### Supplied material
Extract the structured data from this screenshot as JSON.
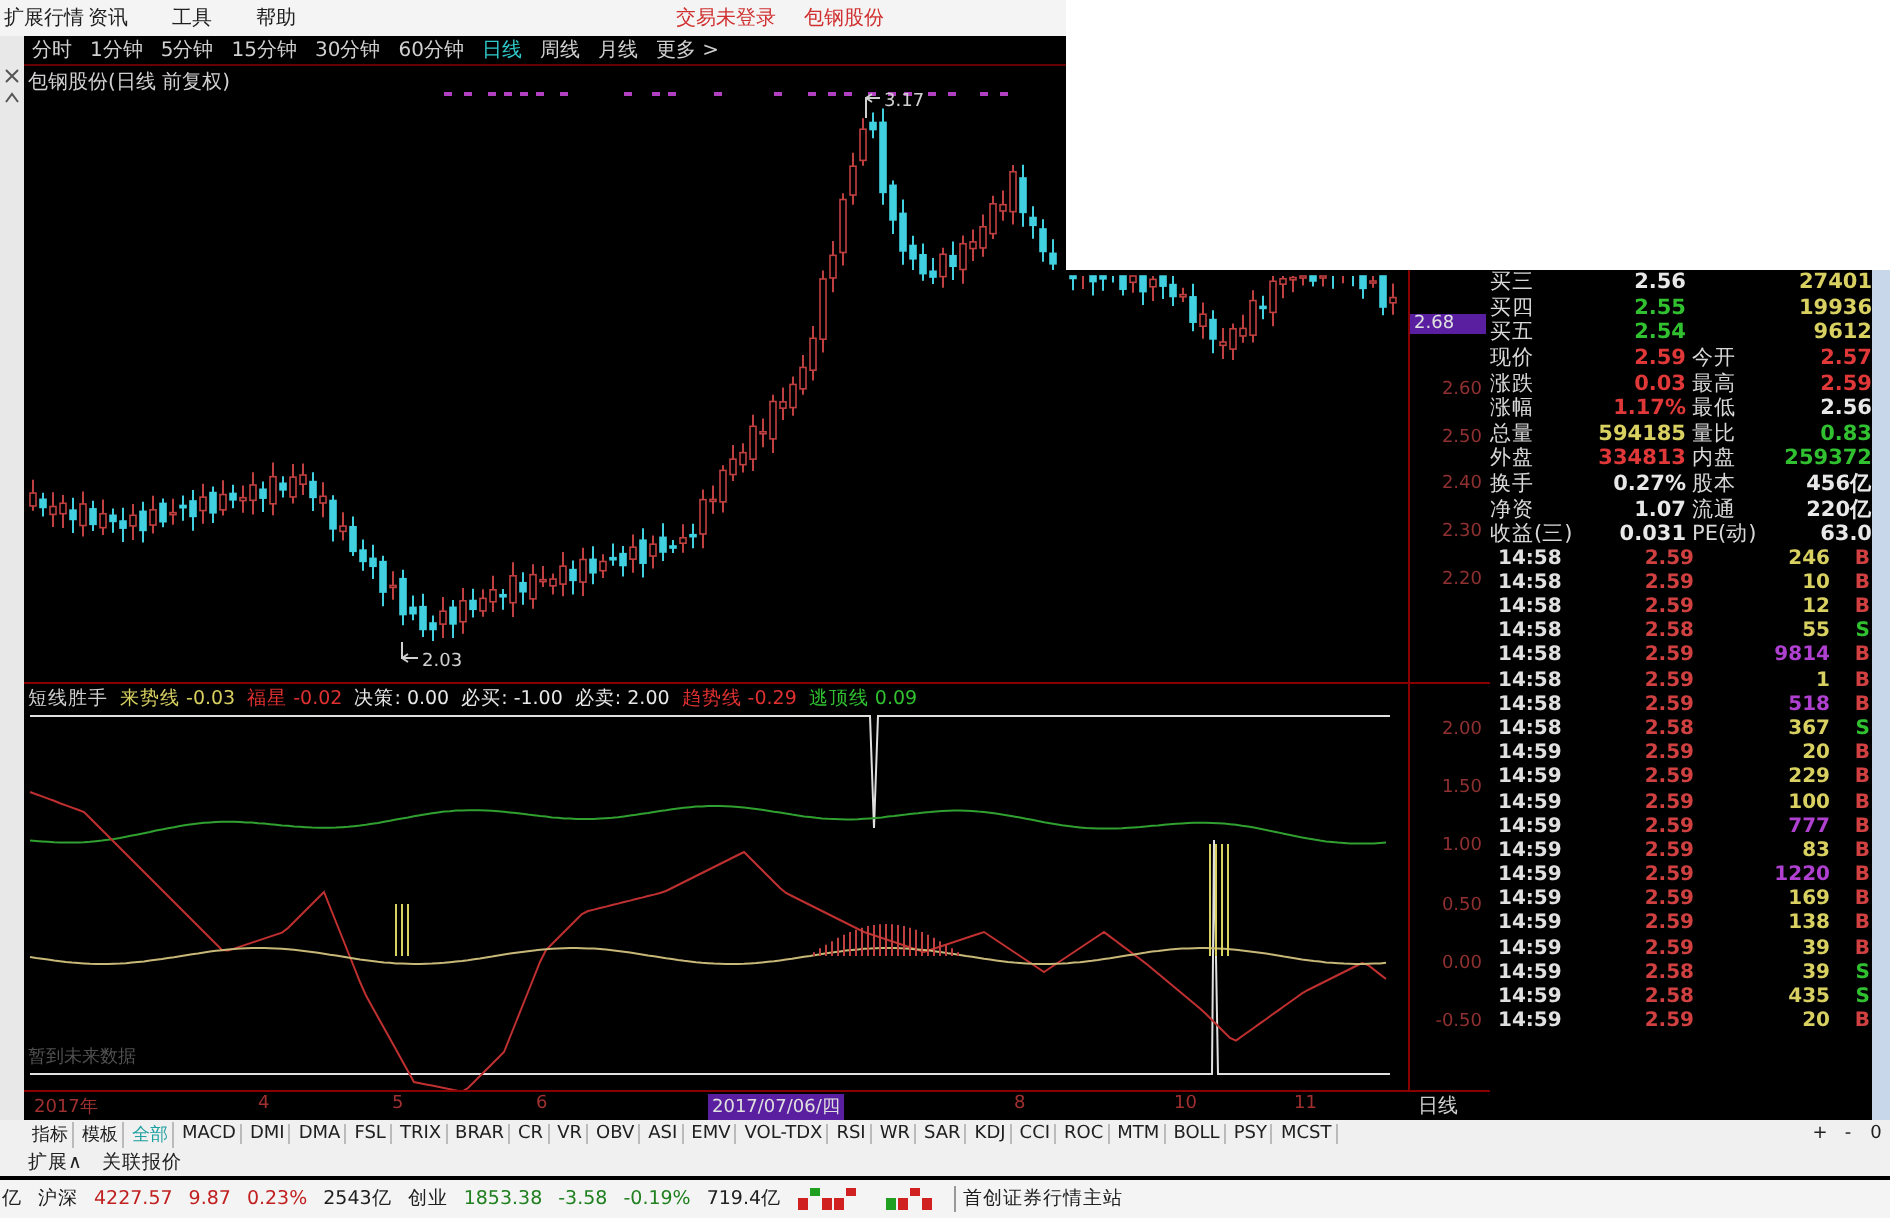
{
  "menu": {
    "items": [
      "扩展行情",
      "资讯",
      "工具",
      "帮助"
    ],
    "status": [
      "交易未登录",
      "包钢股份"
    ]
  },
  "periods": [
    {
      "label": "分时",
      "selected": false
    },
    {
      "label": "1分钟",
      "selected": false
    },
    {
      "label": "5分钟",
      "selected": false
    },
    {
      "label": "15分钟",
      "selected": false
    },
    {
      "label": "30分钟",
      "selected": false
    },
    {
      "label": "60分钟",
      "selected": false
    },
    {
      "label": "日线",
      "selected": true
    },
    {
      "label": "周线",
      "selected": false
    },
    {
      "label": "月线",
      "selected": false
    },
    {
      "label": "更多 >",
      "selected": false
    }
  ],
  "price_chart": {
    "title": "包钢股份(日线 前复权)",
    "high_label": "3.17",
    "low_label": "2.03",
    "cursor_price": "2.68",
    "axis_labels": [
      "2.60",
      "2.50",
      "2.40",
      "2.30",
      "2.20"
    ]
  },
  "indicator": {
    "name": "短线胜手",
    "legend": [
      {
        "label": "来势线",
        "value": "-0.03",
        "color": "#d8d060"
      },
      {
        "label": "福星",
        "value": "-0.02",
        "color": "#e03030"
      },
      {
        "label": "决策:",
        "value": "0.00",
        "color": "#e8e8e8"
      },
      {
        "label": "必买:",
        "value": "-1.00",
        "color": "#e8e8e8"
      },
      {
        "label": "必卖:",
        "value": "2.00",
        "color": "#e8e8e8"
      },
      {
        "label": "趋势线",
        "value": "-0.29",
        "color": "#e03030"
      },
      {
        "label": "逃顶线",
        "value": "0.09",
        "color": "#30c030"
      }
    ],
    "axis_labels": [
      "2.00",
      "1.50",
      "1.00",
      "0.50",
      "0.00",
      "-0.50"
    ],
    "note": "暂到未来数据"
  },
  "date_axis": [
    {
      "label": "2017年",
      "kind": "tick"
    },
    {
      "label": "4",
      "kind": "tick"
    },
    {
      "label": "5",
      "kind": "tick"
    },
    {
      "label": "6",
      "kind": "tick"
    },
    {
      "label": "2017/07/06/四",
      "kind": "cursor"
    },
    {
      "label": "8",
      "kind": "tick"
    },
    {
      "label": "10",
      "kind": "tick"
    },
    {
      "label": "11",
      "kind": "tick"
    }
  ],
  "period_label": "日线",
  "order_book": [
    {
      "label": "买三",
      "price": "2.56",
      "color": "#e8e8e8",
      "volume": "27401"
    },
    {
      "label": "买四",
      "price": "2.55",
      "color": "#30c030",
      "volume": "19936"
    },
    {
      "label": "买五",
      "price": "2.54",
      "color": "#30c030",
      "volume": "9612"
    }
  ],
  "quote": [
    {
      "left": {
        "label": "现价",
        "value": "2.59",
        "color": "#e03838"
      },
      "right": {
        "label": "今开",
        "value": "2.57",
        "color": "#e03838"
      }
    },
    {
      "left": {
        "label": "涨跌",
        "value": "0.03",
        "color": "#e03838"
      },
      "right": {
        "label": "最高",
        "value": "2.59",
        "color": "#e03838"
      }
    },
    {
      "left": {
        "label": "涨幅",
        "value": "1.17%",
        "color": "#e03838"
      },
      "right": {
        "label": "最低",
        "value": "2.56",
        "color": "#e8e8e8"
      }
    },
    {
      "left": {
        "label": "总量",
        "value": "594185",
        "color": "#d8d060"
      },
      "right": {
        "label": "量比",
        "value": "0.83",
        "color": "#30c030"
      }
    },
    {
      "left": {
        "label": "外盘",
        "value": "334813",
        "color": "#e03838"
      },
      "right": {
        "label": "内盘",
        "value": "259372",
        "color": "#30c030"
      }
    },
    {
      "left": {
        "label": "换手",
        "value": "0.27%",
        "color": "#e8e8e8"
      },
      "right": {
        "label": "股本",
        "value": "456亿",
        "color": "#e8e8e8"
      }
    },
    {
      "left": {
        "label": "净资",
        "value": "1.07",
        "color": "#e8e8e8"
      },
      "right": {
        "label": "流通",
        "value": "220亿",
        "color": "#e8e8e8"
      }
    },
    {
      "left": {
        "label": "收益(三)",
        "value": "0.031",
        "color": "#e8e8e8"
      },
      "right": {
        "label": "PE(动)",
        "value": "63.0",
        "color": "#e8e8e8"
      }
    }
  ],
  "ticks": [
    {
      "time": "14:58",
      "price": "2.59",
      "volume": "246",
      "color": "#d8d060",
      "side": "B",
      "kind": "buy"
    },
    {
      "time": "14:58",
      "price": "2.59",
      "volume": "10",
      "color": "#d8d060",
      "side": "B",
      "kind": "buy"
    },
    {
      "time": "14:58",
      "price": "2.59",
      "volume": "12",
      "color": "#d8d060",
      "side": "B",
      "kind": "buy"
    },
    {
      "time": "14:58",
      "price": "2.58",
      "volume": "55",
      "color": "#d8d060",
      "side": "S",
      "kind": "sell"
    },
    {
      "time": "14:58",
      "price": "2.59",
      "volume": "9814",
      "color": "#b040d0",
      "side": "B",
      "kind": "buy"
    },
    {
      "time": "14:58",
      "price": "2.59",
      "volume": "1",
      "color": "#d8d060",
      "side": "B",
      "kind": "buy"
    },
    {
      "time": "14:58",
      "price": "2.59",
      "volume": "518",
      "color": "#b040d0",
      "side": "B",
      "kind": "buy"
    },
    {
      "time": "14:58",
      "price": "2.58",
      "volume": "367",
      "color": "#d8d060",
      "side": "S",
      "kind": "sell"
    },
    {
      "time": "14:59",
      "price": "2.59",
      "volume": "20",
      "color": "#d8d060",
      "side": "B",
      "kind": "buy"
    },
    {
      "time": "14:59",
      "price": "2.59",
      "volume": "229",
      "color": "#d8d060",
      "side": "B",
      "kind": "buy"
    },
    {
      "time": "14:59",
      "price": "2.59",
      "volume": "100",
      "color": "#d8d060",
      "side": "B",
      "kind": "buy"
    },
    {
      "time": "14:59",
      "price": "2.59",
      "volume": "777",
      "color": "#b040d0",
      "side": "B",
      "kind": "buy"
    },
    {
      "time": "14:59",
      "price": "2.59",
      "volume": "83",
      "color": "#d8d060",
      "side": "B",
      "kind": "buy"
    },
    {
      "time": "14:59",
      "price": "2.59",
      "volume": "1220",
      "color": "#b040d0",
      "side": "B",
      "kind": "buy"
    },
    {
      "time": "14:59",
      "price": "2.59",
      "volume": "169",
      "color": "#d8d060",
      "side": "B",
      "kind": "buy"
    },
    {
      "time": "14:59",
      "price": "2.59",
      "volume": "138",
      "color": "#d8d060",
      "side": "B",
      "kind": "buy"
    },
    {
      "time": "14:59",
      "price": "2.59",
      "volume": "39",
      "color": "#d8d060",
      "side": "B",
      "kind": "buy"
    },
    {
      "time": "14:59",
      "price": "2.58",
      "volume": "39",
      "color": "#d8d060",
      "side": "S",
      "kind": "sell"
    },
    {
      "time": "14:59",
      "price": "2.58",
      "volume": "435",
      "color": "#d8d060",
      "side": "S",
      "kind": "sell"
    },
    {
      "time": "14:59",
      "price": "2.59",
      "volume": "20",
      "color": "#d8d060",
      "side": "B",
      "kind": "buy"
    }
  ],
  "indicator_tabs": [
    {
      "label": "指标",
      "selected": false
    },
    {
      "label": "模板",
      "selected": false
    },
    {
      "label": "全部",
      "selected": true
    },
    {
      "label": "MACD",
      "selected": false
    },
    {
      "label": "DMI",
      "selected": false
    },
    {
      "label": "DMA",
      "selected": false
    },
    {
      "label": "FSL",
      "selected": false
    },
    {
      "label": "TRIX",
      "selected": false
    },
    {
      "label": "BRAR",
      "selected": false
    },
    {
      "label": "CR",
      "selected": false
    },
    {
      "label": "VR",
      "selected": false
    },
    {
      "label": "OBV",
      "selected": false
    },
    {
      "label": "ASI",
      "selected": false
    },
    {
      "label": "EMV",
      "selected": false
    },
    {
      "label": "VOL-TDX",
      "selected": false
    },
    {
      "label": "RSI",
      "selected": false
    },
    {
      "label": "WR",
      "selected": false
    },
    {
      "label": "SAR",
      "selected": false
    },
    {
      "label": "KDJ",
      "selected": false
    },
    {
      "label": "CCI",
      "selected": false
    },
    {
      "label": "ROC",
      "selected": false
    },
    {
      "label": "MTM",
      "selected": false
    },
    {
      "label": "BOLL",
      "selected": false
    },
    {
      "label": "PSY",
      "selected": false
    },
    {
      "label": "MCST",
      "selected": false
    }
  ],
  "zoom_buttons": [
    "+",
    "-",
    "0"
  ],
  "extra_tabs": [
    "扩展∧",
    "关联报价"
  ],
  "status_bar": {
    "items": [
      {
        "text": "亿",
        "color": "#202020"
      },
      {
        "text": "沪深",
        "color": "#202020"
      },
      {
        "text": "4227.57",
        "color": "#c02020"
      },
      {
        "text": "9.87",
        "color": "#c02020"
      },
      {
        "text": "0.23%",
        "color": "#c02020"
      },
      {
        "text": "2543亿",
        "color": "#202020"
      },
      {
        "text": "创业",
        "color": "#202020"
      },
      {
        "text": "1853.38",
        "color": "#208020"
      },
      {
        "text": "-3.58",
        "color": "#208020"
      },
      {
        "text": "-0.19%",
        "color": "#208020"
      },
      {
        "text": "719.4亿",
        "color": "#202020"
      }
    ],
    "server": "首创证券行情主站"
  }
}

### The request
Provide only the number of lines in the entries that hold the word "text".

### Output of the exercise
11